[Begin]

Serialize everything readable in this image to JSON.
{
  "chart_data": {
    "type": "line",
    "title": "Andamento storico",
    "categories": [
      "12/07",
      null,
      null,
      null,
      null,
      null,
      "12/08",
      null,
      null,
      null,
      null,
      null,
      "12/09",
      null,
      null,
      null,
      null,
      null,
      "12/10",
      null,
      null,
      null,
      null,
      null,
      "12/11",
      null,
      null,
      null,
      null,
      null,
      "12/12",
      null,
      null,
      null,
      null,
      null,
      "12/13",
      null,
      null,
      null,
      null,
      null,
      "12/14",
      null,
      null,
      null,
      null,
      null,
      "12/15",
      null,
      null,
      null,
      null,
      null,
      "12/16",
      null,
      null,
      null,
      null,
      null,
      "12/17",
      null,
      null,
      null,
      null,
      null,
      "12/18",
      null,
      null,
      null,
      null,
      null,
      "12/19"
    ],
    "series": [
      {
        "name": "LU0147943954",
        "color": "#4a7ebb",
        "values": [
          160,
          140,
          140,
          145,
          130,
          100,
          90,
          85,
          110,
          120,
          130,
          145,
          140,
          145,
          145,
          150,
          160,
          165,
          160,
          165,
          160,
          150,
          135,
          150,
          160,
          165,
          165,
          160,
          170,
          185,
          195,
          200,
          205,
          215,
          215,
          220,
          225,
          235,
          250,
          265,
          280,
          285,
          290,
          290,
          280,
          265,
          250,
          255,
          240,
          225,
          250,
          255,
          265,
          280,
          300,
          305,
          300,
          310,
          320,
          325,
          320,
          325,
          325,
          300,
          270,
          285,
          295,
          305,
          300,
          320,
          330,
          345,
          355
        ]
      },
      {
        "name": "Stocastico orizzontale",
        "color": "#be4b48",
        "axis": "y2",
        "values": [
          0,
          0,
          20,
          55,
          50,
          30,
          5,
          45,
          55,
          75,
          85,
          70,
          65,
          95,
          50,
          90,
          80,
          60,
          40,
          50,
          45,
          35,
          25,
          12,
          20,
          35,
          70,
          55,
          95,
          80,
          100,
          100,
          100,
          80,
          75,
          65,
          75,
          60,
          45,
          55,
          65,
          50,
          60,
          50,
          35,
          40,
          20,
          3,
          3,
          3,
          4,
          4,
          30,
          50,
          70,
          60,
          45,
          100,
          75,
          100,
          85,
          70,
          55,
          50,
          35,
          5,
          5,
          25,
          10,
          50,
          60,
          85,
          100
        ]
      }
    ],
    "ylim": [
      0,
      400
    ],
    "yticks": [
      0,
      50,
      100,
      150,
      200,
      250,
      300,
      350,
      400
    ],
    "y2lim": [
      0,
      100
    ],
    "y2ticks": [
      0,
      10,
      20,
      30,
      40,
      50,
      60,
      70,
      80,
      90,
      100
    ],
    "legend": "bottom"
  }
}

[End]

What the task asks: From the listing above, pick out each line where the word "name" appears.

Solution:
        "name": "LU0147943954",
        "name": "Stocastico orizzontale",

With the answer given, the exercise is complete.